▸ **TASK DETAILS**: Where a line of the listing below includes the word "Time", reproduce that line.

(Dataset entries on figures)
**********

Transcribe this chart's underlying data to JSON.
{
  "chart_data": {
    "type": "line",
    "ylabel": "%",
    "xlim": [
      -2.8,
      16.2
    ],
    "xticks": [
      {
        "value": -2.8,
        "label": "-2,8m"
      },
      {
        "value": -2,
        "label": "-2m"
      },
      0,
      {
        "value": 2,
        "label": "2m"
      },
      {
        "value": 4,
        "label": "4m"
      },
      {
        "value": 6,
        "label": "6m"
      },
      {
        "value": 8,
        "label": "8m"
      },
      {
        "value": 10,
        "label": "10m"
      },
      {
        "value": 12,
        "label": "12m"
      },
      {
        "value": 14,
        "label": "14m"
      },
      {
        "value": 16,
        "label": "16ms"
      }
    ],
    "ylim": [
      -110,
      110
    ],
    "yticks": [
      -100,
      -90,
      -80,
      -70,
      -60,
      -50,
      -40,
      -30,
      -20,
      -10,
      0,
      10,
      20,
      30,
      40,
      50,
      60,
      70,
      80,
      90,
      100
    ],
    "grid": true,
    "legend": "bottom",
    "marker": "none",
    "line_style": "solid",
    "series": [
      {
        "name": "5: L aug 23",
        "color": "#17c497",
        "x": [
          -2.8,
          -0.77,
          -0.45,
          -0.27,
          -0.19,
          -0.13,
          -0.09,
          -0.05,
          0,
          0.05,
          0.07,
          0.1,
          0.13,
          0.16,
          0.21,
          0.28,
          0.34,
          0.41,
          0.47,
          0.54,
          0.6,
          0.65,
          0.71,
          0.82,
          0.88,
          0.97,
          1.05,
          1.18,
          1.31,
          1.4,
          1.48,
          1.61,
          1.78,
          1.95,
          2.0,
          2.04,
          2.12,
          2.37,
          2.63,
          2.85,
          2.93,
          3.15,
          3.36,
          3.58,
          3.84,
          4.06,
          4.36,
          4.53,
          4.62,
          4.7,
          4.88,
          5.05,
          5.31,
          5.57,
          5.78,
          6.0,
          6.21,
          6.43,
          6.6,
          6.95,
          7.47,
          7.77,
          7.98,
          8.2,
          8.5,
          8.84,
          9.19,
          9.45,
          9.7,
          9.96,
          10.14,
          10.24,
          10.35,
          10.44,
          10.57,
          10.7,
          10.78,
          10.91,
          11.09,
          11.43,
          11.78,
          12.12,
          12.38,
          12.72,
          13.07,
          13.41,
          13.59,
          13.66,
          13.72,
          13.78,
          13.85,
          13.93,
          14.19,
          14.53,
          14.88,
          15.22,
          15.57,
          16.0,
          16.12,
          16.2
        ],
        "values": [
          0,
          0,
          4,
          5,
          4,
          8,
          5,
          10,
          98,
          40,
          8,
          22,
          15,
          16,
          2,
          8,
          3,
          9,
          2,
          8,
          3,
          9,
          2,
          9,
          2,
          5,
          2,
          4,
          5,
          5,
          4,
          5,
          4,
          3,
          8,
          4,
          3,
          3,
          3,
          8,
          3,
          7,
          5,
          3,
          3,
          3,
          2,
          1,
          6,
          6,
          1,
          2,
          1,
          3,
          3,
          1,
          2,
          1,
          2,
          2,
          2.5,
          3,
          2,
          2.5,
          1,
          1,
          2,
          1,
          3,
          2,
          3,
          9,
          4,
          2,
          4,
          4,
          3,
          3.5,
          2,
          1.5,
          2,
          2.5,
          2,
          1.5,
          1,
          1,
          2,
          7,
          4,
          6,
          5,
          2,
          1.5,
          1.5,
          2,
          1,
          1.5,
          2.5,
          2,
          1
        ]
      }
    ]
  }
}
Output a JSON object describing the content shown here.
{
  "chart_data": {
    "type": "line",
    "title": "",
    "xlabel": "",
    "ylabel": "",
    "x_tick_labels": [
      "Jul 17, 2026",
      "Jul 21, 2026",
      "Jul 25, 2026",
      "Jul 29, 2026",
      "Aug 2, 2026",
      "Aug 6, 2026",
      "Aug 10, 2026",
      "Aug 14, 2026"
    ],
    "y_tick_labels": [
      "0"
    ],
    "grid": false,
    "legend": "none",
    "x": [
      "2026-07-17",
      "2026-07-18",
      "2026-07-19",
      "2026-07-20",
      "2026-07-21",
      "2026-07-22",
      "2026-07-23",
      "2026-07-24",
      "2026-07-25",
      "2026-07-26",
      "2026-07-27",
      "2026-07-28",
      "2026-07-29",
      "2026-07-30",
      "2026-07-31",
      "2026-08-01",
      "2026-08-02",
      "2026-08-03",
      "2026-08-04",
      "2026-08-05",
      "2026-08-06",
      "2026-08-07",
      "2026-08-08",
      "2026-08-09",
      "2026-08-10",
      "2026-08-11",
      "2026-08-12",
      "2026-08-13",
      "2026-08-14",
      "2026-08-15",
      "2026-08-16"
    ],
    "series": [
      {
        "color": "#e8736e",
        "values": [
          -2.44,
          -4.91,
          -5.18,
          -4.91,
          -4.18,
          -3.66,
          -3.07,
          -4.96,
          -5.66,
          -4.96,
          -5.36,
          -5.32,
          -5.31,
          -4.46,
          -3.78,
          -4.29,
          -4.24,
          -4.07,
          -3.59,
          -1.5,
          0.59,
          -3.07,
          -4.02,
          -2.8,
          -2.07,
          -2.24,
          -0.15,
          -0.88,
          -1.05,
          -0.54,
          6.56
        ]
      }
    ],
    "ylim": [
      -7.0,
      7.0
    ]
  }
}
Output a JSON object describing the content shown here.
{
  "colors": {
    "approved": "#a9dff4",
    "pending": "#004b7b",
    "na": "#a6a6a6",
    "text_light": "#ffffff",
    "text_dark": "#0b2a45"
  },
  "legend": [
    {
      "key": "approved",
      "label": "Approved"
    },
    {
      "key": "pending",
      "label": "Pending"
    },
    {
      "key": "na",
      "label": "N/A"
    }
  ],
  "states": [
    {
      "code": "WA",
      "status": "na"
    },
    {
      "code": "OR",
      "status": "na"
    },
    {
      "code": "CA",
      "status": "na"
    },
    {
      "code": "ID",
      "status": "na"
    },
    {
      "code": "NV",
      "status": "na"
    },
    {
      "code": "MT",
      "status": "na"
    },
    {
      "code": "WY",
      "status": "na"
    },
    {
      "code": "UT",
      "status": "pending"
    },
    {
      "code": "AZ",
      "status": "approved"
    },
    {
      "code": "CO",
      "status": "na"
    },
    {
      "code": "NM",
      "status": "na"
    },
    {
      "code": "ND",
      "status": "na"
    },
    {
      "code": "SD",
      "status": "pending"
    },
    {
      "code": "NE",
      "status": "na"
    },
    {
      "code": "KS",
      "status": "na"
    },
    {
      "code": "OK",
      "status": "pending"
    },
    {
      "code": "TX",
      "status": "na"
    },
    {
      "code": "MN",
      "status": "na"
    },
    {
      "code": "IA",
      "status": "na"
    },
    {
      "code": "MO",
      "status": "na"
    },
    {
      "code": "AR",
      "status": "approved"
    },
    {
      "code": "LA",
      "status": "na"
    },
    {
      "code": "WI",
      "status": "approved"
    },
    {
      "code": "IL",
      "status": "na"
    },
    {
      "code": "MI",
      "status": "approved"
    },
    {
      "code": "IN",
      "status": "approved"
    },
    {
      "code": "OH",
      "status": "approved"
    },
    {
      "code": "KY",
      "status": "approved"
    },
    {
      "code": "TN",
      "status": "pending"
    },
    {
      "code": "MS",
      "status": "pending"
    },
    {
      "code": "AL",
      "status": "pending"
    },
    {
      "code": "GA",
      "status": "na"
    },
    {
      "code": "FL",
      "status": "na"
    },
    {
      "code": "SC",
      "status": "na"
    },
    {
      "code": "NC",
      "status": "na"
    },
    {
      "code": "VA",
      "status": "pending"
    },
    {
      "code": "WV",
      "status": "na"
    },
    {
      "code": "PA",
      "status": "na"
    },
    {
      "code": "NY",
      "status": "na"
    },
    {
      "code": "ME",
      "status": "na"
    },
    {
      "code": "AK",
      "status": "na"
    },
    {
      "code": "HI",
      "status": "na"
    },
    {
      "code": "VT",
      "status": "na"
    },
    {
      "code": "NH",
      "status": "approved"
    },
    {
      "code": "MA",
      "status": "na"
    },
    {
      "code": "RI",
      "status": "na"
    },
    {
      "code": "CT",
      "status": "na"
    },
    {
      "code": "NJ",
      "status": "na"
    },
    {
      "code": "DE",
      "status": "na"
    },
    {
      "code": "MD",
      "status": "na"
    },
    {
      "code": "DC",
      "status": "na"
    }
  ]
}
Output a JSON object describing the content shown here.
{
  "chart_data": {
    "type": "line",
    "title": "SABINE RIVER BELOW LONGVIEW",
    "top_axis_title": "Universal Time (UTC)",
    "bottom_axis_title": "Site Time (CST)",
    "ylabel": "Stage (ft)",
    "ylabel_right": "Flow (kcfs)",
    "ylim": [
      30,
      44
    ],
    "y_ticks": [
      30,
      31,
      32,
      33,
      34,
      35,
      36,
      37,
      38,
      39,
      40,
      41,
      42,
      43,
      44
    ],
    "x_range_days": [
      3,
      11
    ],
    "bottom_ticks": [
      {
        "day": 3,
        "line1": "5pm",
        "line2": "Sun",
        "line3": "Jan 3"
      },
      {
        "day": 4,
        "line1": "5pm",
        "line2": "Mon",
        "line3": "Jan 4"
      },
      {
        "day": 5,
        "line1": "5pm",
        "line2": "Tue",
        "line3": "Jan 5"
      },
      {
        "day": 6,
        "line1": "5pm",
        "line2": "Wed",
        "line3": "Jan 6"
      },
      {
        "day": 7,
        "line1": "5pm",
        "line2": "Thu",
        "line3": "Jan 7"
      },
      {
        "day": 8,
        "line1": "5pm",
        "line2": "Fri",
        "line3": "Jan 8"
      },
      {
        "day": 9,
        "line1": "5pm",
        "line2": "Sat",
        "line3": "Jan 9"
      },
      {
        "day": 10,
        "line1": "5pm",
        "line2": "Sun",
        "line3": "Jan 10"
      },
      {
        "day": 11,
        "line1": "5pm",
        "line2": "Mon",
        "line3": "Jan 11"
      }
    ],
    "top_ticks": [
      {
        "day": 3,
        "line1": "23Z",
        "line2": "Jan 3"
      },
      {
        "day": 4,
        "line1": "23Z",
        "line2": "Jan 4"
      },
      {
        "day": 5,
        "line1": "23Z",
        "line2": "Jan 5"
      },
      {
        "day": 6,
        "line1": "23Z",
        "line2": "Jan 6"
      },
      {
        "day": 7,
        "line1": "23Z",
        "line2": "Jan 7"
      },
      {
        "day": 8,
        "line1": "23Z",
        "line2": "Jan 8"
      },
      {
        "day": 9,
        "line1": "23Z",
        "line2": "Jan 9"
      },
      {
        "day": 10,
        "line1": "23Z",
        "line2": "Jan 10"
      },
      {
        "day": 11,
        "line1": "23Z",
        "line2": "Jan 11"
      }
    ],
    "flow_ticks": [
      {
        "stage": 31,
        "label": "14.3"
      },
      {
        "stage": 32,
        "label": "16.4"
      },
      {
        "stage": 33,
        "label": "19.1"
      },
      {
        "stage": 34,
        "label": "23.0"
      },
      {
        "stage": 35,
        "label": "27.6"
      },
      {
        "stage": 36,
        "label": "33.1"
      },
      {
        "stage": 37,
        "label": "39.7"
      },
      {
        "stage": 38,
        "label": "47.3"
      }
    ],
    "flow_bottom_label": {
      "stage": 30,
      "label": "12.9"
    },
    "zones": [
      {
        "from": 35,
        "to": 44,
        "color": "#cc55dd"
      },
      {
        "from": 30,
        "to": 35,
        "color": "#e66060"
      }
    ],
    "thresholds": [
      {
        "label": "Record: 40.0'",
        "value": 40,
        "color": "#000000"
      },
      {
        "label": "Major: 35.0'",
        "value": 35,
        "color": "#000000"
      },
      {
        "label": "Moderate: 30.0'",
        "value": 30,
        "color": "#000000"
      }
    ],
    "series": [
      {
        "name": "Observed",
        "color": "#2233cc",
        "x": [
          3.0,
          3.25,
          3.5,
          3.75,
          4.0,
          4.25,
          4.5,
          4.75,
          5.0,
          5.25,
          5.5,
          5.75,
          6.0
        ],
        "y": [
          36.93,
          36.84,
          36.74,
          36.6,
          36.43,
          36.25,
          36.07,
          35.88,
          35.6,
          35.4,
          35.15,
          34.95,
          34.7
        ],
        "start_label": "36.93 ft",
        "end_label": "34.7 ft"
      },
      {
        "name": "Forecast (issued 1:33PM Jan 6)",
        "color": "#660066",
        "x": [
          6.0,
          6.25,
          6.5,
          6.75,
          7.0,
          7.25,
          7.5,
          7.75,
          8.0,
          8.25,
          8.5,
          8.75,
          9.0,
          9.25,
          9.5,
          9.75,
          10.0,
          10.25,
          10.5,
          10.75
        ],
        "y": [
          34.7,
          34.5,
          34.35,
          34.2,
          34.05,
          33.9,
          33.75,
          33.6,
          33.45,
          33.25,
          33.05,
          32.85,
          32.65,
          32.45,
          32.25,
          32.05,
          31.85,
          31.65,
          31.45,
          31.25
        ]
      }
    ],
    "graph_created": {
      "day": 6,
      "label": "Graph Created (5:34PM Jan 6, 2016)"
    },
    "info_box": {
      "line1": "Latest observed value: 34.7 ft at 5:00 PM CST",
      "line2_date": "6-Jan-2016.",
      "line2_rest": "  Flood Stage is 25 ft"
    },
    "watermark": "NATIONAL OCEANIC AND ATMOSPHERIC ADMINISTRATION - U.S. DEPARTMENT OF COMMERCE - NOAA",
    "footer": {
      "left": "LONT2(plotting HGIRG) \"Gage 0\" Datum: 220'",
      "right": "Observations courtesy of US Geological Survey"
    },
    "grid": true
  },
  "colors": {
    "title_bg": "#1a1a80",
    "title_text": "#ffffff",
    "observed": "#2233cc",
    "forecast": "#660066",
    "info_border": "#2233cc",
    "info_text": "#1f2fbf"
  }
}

**********

▸ **OUTPUT OF THE EXERCISE**:
    "top_axis_title": "Universal Time (UTC)",
    "bottom_axis_title": "Site Time (CST)",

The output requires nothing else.